(Dataset excerpts)
--
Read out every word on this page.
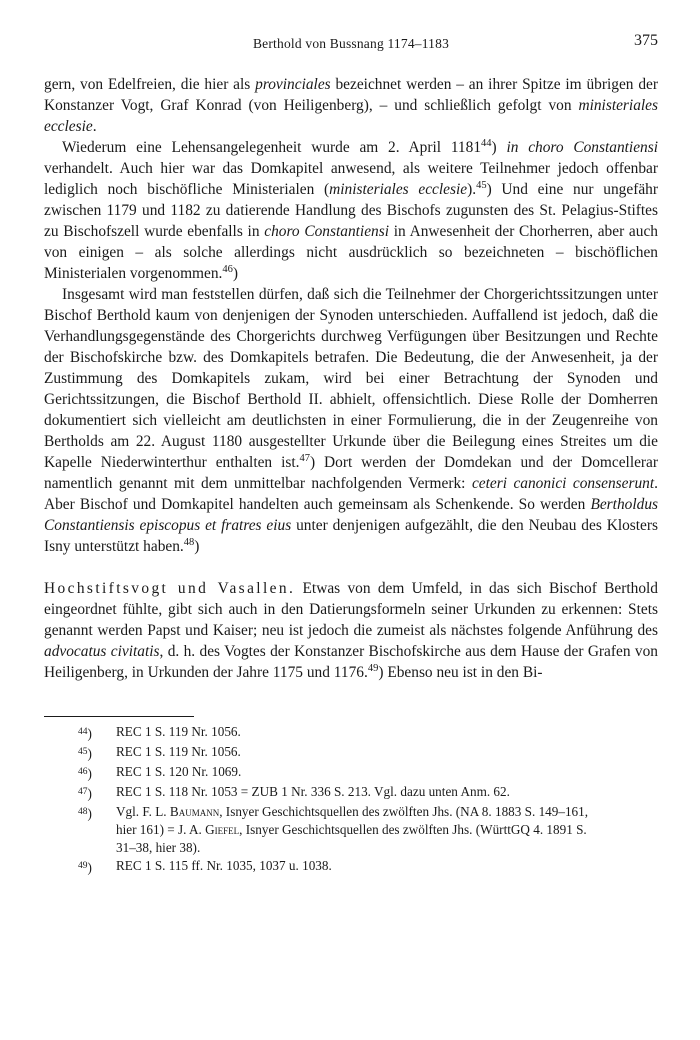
Berthold von Bussnang 1174–1183	375

gern, von Edelfreien, die hier als provinciales bezeichnet werden – an ihrer Spitze im übrigen der Konstanzer Vogt, Graf Konrad (von Heiligenberg), – und schließlich gefolgt von ministeriales ecclesie.

Wiederum eine Lehensangelegenheit wurde am 2. April 1181$^{44}$) in choro Constantiensi verhandelt. Auch hier war das Domkapitel anwesend, als weitere Teilnehmer jedoch offenbar lediglich noch bischöfliche Ministerialen (ministeriales ecclesie).$^{45}$) Und eine nur ungefähr zwischen 1179 und 1182 zu datierende Handlung des Bischofs zugunsten des St. Pelagius-Stiftes zu Bischofszell wurde ebenfalls in choro Constantiensi in Anwesenheit der Chorherren, aber auch von einigen – als solche allerdings nicht ausdrücklich so bezeichneten – bischöflichen Ministerialen vorgenommen.$^{46}$)

Insgesamt wird man feststellen dürfen, daß sich die Teilnehmer der Chorgerichtssitzungen unter Bischof Berthold kaum von denjenigen der Synoden unterschieden. Auffallend ist jedoch, daß die Verhandlungsgegenstände des Chorgerichts durchweg Verfügungen über Besitzungen und Rechte der Bischofskirche bzw. des Domkapitels betrafen. Die Bedeutung, die der Anwesenheit, ja der Zustimmung des Domkapitels zukam, wird bei einer Betrachtung der Synoden und Gerichtssitzungen, die Bischof Berthold II. abhielt, offensichtlich. Diese Rolle der Domherren dokumentiert sich vielleicht am deutlichsten in einer Formulierung, die in der Zeugenreihe von Bertholds am 22. August 1180 ausgestellter Urkunde über die Beilegung eines Streites um die Kapelle Niederwinterthur enthalten ist.$^{47}$) Dort werden der Domdekan und der Domcellerar namentlich genannt mit dem unmittelbar nachfolgenden Vermerk: ceteri canonici consenserunt. Aber Bischof und Domkapitel handelten auch gemeinsam als Schenkende. So werden Bertholdus Constantiensis episcopus et fratres eius unter denjenigen aufgezählt, die den Neubau des Klosters Isny unterstützt haben.$^{48}$)

Hochstiftsvogt und Vasallen. Etwas von dem Umfeld, in das sich Bischof Berthold eingeordnet fühlte, gibt sich auch in den Datierungsformeln seiner Urkunden zu erkennen: Stets genannt werden Papst und Kaiser; neu ist jedoch die zumeist als nächstes folgende Anführung des advocatus civitatis, d. h. des Vogtes der Konstanzer Bischofskirche aus dem Hause der Grafen von Heiligenberg, in Urkunden der Jahre 1175 und 1176.49) Ebenso neu ist in den Bi-

$^{44}$)	REC 1 S. 119 Nr. 1056.
$^{45}$)	REC 1 S. 119 Nr. 1056.
$^{46}$)	REC 1 S. 120 Nr. 1069.
$^{47}$)	REC 1 S. 118 Nr. 1053 = ZUB 1 Nr. 336 S. 213. Vgl. dazu unten Anm. 62.
$^{48}$)	Vgl. F. L. Baumann, Isnyer Geschichtsquellen des zwölften Jhs. (NA 8. 1883 S. 149–161, hier 161) = J. A. Giefel, Isnyer Geschichtsquellen des zwölften Jhs. (WürttGQ 4. 1891 S. 31–38, hier 38).
$^{49}$)	REC 1 S. 115 ff. Nr. 1035, 1037 u. 1038.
--
- TASK REQUIREMENTS -
Copy each line above containing the string "hier".

- TASK OUTPUT -
gern, von Edelfreien, die hier als provinciales bezeichnet werden – an ihrer Spitze im übrigen der Konstanzer Vogt, Graf Konrad (von Heiligenberg), – und schließlich gefolgt von ministeriales ecclesie.
Wiederum eine Lehensangelegenheit wurde am 2. April 1181$^{44}$) in choro Constantiensi verhandelt. Auch hier war das Domkapitel anwesend, als weitere Teilnehmer jedoch offenbar lediglich noch bischöfliche Ministerialen (ministeriales ecclesie).$^{45}$) Und eine nur ungefähr zwischen 1179 und 1182 zu datierende Handlung des Bischofs zugunsten des St. Pelagius-Stiftes zu Bischofszell wurde ebenfalls in choro Constantiensi in Anwesenheit der Chorherren, aber auch von einigen – als solche allerdings nicht ausdrücklich so bezeichneten – bischöflichen Ministerialen vorgenommen.$^{46}$)
$^{48}$)	Vgl. F. L. Baumann, Isnyer Geschichtsquellen des zwölften Jhs. (NA 8. 1883 S. 149–161, hier 161) = J. A. Giefel, Isnyer Geschichtsquellen des zwölften Jhs. (WürttGQ 4. 1891 S. 31–38, hier 38).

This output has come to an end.